(Collected data)
————
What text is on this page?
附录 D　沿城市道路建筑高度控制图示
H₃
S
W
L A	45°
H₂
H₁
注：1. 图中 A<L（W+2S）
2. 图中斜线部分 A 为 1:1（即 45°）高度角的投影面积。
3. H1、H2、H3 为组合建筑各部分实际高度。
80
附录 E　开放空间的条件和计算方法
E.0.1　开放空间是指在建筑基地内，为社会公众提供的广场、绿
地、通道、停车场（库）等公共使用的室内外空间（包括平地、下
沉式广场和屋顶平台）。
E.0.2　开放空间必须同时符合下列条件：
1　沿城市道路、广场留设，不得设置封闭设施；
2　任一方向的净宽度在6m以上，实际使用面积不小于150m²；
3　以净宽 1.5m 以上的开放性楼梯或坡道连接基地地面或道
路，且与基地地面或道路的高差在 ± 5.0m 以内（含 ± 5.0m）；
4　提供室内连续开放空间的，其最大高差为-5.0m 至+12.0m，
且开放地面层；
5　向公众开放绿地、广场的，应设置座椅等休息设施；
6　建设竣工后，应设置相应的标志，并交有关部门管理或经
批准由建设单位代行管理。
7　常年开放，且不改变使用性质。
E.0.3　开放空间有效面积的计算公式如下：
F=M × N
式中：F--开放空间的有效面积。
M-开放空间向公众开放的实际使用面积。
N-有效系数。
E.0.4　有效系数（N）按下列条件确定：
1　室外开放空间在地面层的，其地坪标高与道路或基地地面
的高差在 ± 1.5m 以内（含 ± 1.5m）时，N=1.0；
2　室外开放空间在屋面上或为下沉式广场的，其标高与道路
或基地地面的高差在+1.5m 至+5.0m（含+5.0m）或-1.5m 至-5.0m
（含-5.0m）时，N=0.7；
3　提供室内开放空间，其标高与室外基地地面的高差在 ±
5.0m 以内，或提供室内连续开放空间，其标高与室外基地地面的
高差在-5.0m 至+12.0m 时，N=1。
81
————
TASK OBJECTIVE -> Retype the listing above in full, with no alterations.

EXERCISE OUTPUT ->
What text is on this page?
附录 D　沿城市道路建筑高度控制图示
H₃
S
W
L A	45°
H₂
H₁
注：1. 图中 A<L（W+2S）
2. 图中斜线部分 A 为 1:1（即 45°）高度角的投影面积。
3. H1、H2、H3 为组合建筑各部分实际高度。
80
附录 E　开放空间的条件和计算方法
E.0.1　开放空间是指在建筑基地内，为社会公众提供的广场、绿
地、通道、停车场（库）等公共使用的室内外空间（包括平地、下
沉式广场和屋顶平台）。
E.0.2　开放空间必须同时符合下列条件：
1　沿城市道路、广场留设，不得设置封闭设施；
2　任一方向的净宽度在6m以上，实际使用面积不小于150m²；
3　以净宽 1.5m 以上的开放性楼梯或坡道连接基地地面或道
路，且与基地地面或道路的高差在 ± 5.0m 以内（含 ± 5.0m）；
4　提供室内连续开放空间的，其最大高差为-5.0m 至+12.0m，
且开放地面层；
5　向公众开放绿地、广场的，应设置座椅等休息设施；
6　建设竣工后，应设置相应的标志，并交有关部门管理或经
批准由建设单位代行管理。
7　常年开放，且不改变使用性质。
E.0.3　开放空间有效面积的计算公式如下：
F=M × N
式中：F--开放空间的有效面积。
M-开放空间向公众开放的实际使用面积。
N-有效系数。
E.0.4　有效系数（N）按下列条件确定：
1　室外开放空间在地面层的，其地坪标高与道路或基地地面
的高差在 ± 1.5m 以内（含 ± 1.5m）时，N=1.0；
2　室外开放空间在屋面上或为下沉式广场的，其标高与道路
或基地地面的高差在+1.5m 至+5.0m（含+5.0m）或-1.5m 至-5.0m
（含-5.0m）时，N=0.7；
3　提供室内开放空间，其标高与室外基地地面的高差在 ±
5.0m 以内，或提供室内连续开放空间，其标高与室外基地地面的
高差在-5.0m 至+12.0m 时，N=1。
81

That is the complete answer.